### EXERCISE REQUIREMENTS
Restate every entry word for word.

(Collected data entries)
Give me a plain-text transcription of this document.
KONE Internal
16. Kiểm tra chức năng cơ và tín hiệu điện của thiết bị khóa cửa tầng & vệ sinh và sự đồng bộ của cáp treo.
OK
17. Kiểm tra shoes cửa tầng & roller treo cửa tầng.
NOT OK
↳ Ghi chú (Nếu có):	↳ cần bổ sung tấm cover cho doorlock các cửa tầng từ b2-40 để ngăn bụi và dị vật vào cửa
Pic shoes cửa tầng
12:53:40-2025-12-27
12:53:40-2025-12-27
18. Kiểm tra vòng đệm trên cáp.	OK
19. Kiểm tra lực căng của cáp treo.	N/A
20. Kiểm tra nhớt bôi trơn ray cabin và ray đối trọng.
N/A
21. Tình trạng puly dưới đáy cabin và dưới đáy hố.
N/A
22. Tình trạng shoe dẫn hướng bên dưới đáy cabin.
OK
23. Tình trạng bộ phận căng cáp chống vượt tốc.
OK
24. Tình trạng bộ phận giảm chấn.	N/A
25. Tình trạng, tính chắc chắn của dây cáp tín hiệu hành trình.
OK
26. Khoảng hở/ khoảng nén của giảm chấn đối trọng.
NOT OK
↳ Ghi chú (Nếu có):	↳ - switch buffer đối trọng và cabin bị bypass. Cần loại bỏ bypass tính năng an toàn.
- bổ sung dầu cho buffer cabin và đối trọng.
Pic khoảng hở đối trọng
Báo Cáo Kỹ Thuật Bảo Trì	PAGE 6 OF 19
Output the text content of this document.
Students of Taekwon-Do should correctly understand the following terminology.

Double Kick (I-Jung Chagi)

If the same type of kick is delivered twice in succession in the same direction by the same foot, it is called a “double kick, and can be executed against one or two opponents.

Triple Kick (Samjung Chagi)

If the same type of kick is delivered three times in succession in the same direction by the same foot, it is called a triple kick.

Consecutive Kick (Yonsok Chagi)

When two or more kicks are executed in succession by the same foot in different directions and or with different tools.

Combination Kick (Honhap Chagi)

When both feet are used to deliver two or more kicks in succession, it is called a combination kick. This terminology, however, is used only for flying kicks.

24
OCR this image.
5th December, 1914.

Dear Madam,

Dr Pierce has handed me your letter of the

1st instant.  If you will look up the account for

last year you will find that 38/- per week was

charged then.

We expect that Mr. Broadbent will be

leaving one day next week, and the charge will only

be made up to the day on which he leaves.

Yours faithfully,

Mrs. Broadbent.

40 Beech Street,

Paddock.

### TASK RESULT
Give me a plain-text transcription of this document.
KONE Internal
16. Kiểm tra chức năng cơ và tín hiệu điện của thiết bị khóa cửa tầng & vệ sinh và sự đồng bộ của cáp treo.
OK
17. Kiểm tra shoes cửa tầng & roller treo cửa tầng.
NOT OK
↳ Ghi chú (Nếu có):	↳ cần bổ sung tấm cover cho doorlock các cửa tầng từ b2-40 để ngăn bụi và dị vật vào cửa
Pic shoes cửa tầng
12:53:40-2025-12-27
12:53:40-2025-12-27
18. Kiểm tra vòng đệm trên cáp.	OK
19. Kiểm tra lực căng của cáp treo.	N/A
20. Kiểm tra nhớt bôi trơn ray cabin và ray đối trọng.
N/A
21. Tình trạng puly dưới đáy cabin và dưới đáy hố.
N/A
22. Tình trạng shoe dẫn hướng bên dưới đáy cabin.
OK
23. Tình trạng bộ phận căng cáp chống vượt tốc.
OK
24. Tình trạng bộ phận giảm chấn.	N/A
25. Tình trạng, tính chắc chắn của dây cáp tín hiệu hành trình.
OK
26. Khoảng hở/ khoảng nén của giảm chấn đối trọng.
NOT OK
↳ Ghi chú (Nếu có):	↳ - switch buffer đối trọng và cabin bị bypass. Cần loại bỏ bypass tính năng an toàn.
- bổ sung dầu cho buffer cabin và đối trọng.
Pic khoảng hở đối trọng
Báo Cáo Kỹ Thuật Bảo Trì	PAGE 6 OF 19
Output the text content of this document.
Students of Taekwon-Do should correctly understand the following terminology.

Double Kick (I-Jung Chagi)

If the same type of kick is delivered twice in succession in the same direction by the same foot, it is called a “double kick, and can be executed against one or two opponents.

Triple Kick (Samjung Chagi)

If the same type of kick is delivered three times in succession in the same direction by the same foot, it is called a triple kick.

Consecutive Kick (Yonsok Chagi)

When two or more kicks are executed in succession by the same foot in different directions and or with different tools.

Combination Kick (Honhap Chagi)

When both feet are used to deliver two or more kicks in succession, it is called a combination kick. This terminology, however, is used only for flying kicks.

24
OCR this image.
5th December, 1914.

Dear Madam,

Dr Pierce has handed me your letter of the

1st instant.  If you will look up the account for

last year you will find that 38/- per week was

charged then.

We expect that Mr. Broadbent will be

leaving one day next week, and the charge will only

be made up to the day on which he leaves.

Yours faithfully,

Mrs. Broadbent.

40 Beech Street,

Paddock.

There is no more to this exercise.